#### [Extracted data entries]
====
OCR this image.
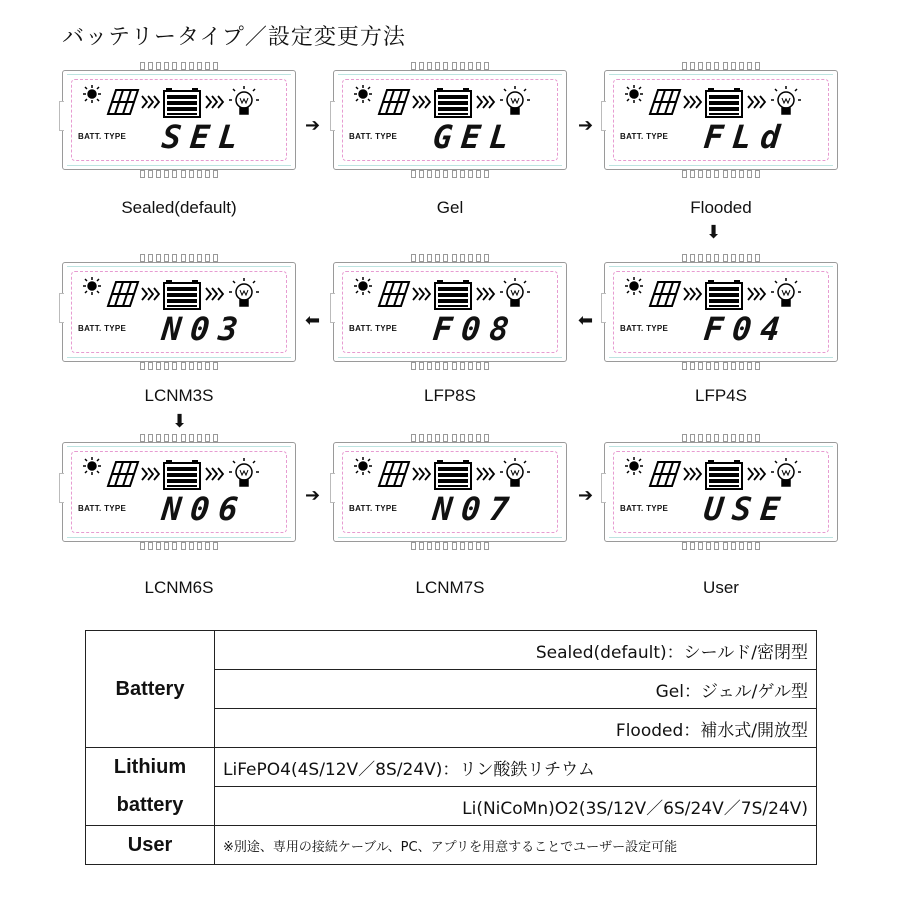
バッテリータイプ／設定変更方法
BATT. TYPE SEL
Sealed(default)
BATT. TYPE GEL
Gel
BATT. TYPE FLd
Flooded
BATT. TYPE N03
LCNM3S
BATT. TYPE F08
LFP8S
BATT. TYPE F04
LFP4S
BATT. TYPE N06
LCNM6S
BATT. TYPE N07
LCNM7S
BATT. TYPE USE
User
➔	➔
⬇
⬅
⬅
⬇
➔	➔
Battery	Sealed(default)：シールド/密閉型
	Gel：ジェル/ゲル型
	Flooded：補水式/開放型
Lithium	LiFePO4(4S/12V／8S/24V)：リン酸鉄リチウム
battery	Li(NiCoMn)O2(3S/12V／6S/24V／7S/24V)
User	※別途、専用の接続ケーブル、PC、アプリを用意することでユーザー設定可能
====
#### [WRITTEN EXERCISE]
Using the material above, set down every line exactly, but skip the pictures.

#### [TASK OUTPUT]
OCR this image.
バッテリータイプ／設定変更方法
BATT. TYPE SEL
Sealed(default)
BATT. TYPE GEL
Gel
BATT. TYPE FLd
Flooded
BATT. TYPE N03
LCNM3S
BATT. TYPE F08
LFP8S
BATT. TYPE F04
LFP4S
BATT. TYPE N06
LCNM6S
BATT. TYPE N07
LCNM7S
BATT. TYPE USE
User
➔	➔
⬇
⬅
⬅
⬇
➔	➔
Battery	Sealed(default)：シールド/密閉型
	Gel：ジェル/ゲル型
	Flooded：補水式/開放型
Lithium	LiFePO4(4S/12V／8S/24V)：リン酸鉄リチウム
battery	Li(NiCoMn)O2(3S/12V／6S/24V／7S/24V)
User	※別途、専用の接続ケーブル、PC、アプリを用意することでユーザー設定可能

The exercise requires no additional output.